→ **REQUIRED WORK**:
(A) In the confirmatory factor analysis text, edit the part that opens with the words "R: Confirmatory Factor" and closes with "and Cohen, 1969)." so that "survey" becomes "questionnaire".
(B) Answer these from the confirmatory factor analysis text:
(i) What abbreviation is listed for the procedure?
(ii) Which package's cfa function gives the maximum likelihood solution?
(iii) What is shown in the diagonal of the heat map?

--- begin SELECTED TEXT ---

R: Confirmatory Factor Analysis of a Multiple Indicator...

corCFA {lessR}

R Documentation

Confirmatory Factor Analysis of a Multiple Indicator Measurement Model

Description

Abbreviation: cfa

A multiple indicator measurement model partitions a set of indicators, such as items on a survey, into mutually exclusive groups with one common factor per group of indicators. From the input correlation matrix of the indicator variables, this procedure uses iterated centroid estimation to estimate the coefficients of the model, the factor pattern and factor-factor correlations, as well as the correlations of each factor with each indicator. The analysis is an adaptation and extension of John Hunter's program PACKAGE (Hunter and Cohen, 1969).

Corresponding scale reliabilities are provided, as well as the residuals, the difference between the indicator correlations and those predicted by the model. To visualize the relationships, a heat map of the re-ordered correlation matrix is also provided, with indicator communalities in the diagonal. To understand the meaning of each factor, the corresponding indicator content is displayed for each factor if the indicators have been read as variable labels. Also provides the code to obtain the maximum likelihood solution of the corresponding multiple indicator measurement model (MIMM) with the cfa function from the lavaan package.

The scales is a wrapper that retains 1's in the diagonal of the indicator correlation matrix, so provides scale reliabilities and observed indicator-scale and scale-scale correlations.

--- end SELECTED TEXT ---
--- begin SUPPLIED DATA ---

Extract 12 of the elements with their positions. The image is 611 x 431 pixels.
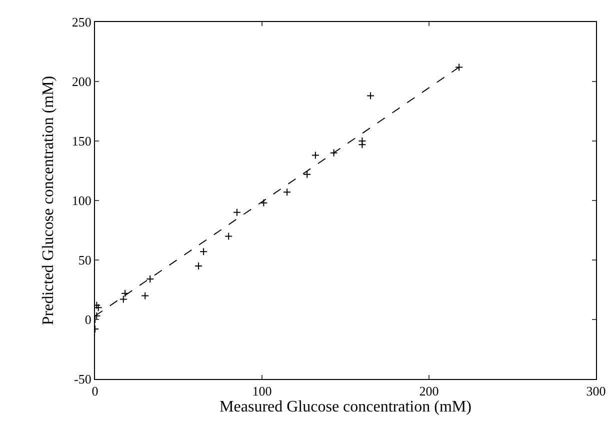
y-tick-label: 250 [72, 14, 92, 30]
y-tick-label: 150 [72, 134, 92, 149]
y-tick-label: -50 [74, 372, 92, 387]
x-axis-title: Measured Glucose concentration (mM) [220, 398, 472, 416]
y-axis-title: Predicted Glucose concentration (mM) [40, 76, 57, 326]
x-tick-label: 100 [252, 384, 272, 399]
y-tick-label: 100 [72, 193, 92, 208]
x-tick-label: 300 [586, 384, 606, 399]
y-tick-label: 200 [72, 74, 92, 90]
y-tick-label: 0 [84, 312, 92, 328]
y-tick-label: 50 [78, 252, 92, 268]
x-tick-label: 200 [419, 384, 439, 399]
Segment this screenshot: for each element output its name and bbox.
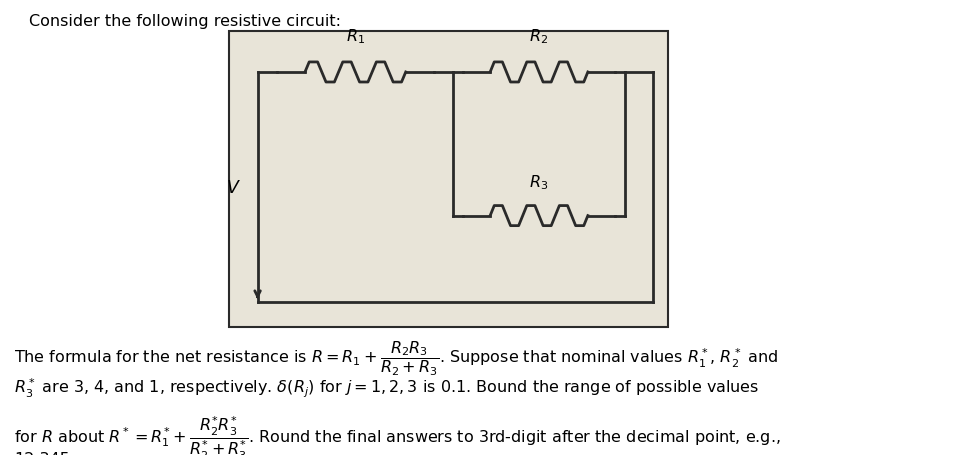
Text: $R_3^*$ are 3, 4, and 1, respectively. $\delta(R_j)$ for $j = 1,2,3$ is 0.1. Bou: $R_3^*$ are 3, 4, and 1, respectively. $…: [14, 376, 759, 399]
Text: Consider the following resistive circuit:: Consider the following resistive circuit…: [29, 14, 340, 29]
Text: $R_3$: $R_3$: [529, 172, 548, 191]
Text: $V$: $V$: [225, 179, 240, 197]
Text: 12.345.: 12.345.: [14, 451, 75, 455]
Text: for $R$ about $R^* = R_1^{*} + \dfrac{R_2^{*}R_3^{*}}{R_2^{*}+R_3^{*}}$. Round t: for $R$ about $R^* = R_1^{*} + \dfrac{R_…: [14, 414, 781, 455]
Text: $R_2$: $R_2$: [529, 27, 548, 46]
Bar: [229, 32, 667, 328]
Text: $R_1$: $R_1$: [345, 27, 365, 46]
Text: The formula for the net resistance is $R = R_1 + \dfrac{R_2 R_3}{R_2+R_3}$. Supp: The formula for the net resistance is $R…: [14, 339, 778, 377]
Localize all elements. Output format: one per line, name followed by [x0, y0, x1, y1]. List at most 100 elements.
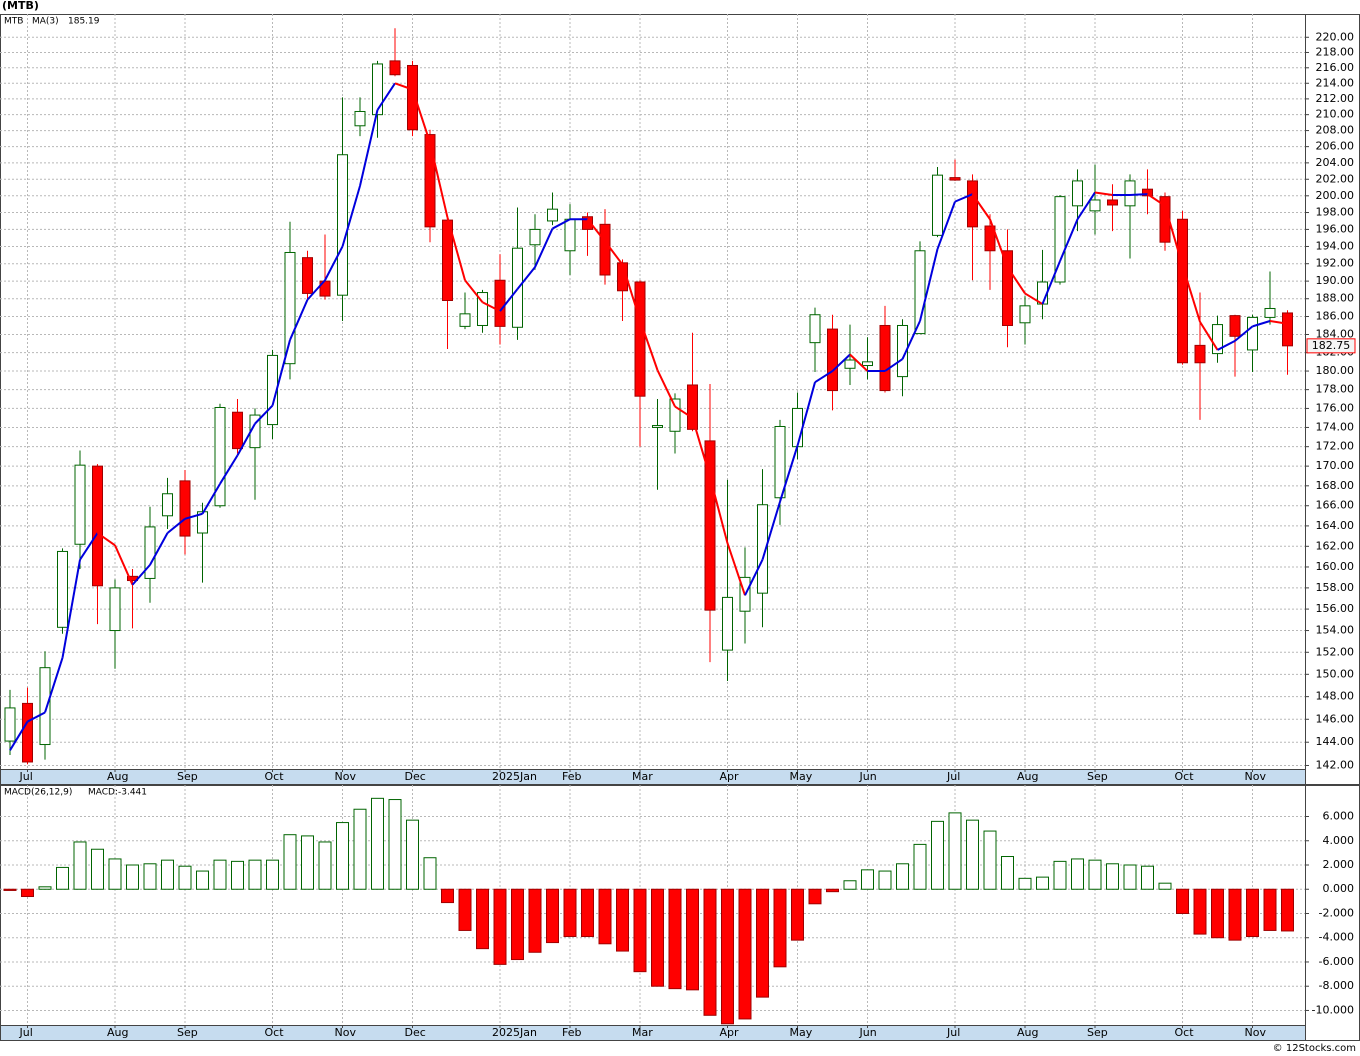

--- end SUPPLIED DATA ---

→ **ANSWERS TO THE PROBLEMS**:
(A)
R: Confirmatory Factor Analysis of a Multiple Indicator...

corCFA {lessR}

R Documentation

Confirmatory Factor Analysis of a Multiple Indicator Measurement Model

Description

Abbreviation: cfa

A multiple indicator measurement model partitions a set of indicators, such as items on a questionnaire, into mutually exclusive groups with one common factor per group of indicators. From the input correlation matrix of the indicator variables, this procedure uses iterated centroid estimation to estimate the coefficients of the model, the factor pattern and factor-factor correlations, as well as the correlations of each factor with each indicator. The analysis is an adaptation and extension of John Hunter's program PACKAGE (Hunter and Cohen, 1969).

(B)
(i) cfa
(ii) The lavaan package
(iii) Indicator communalities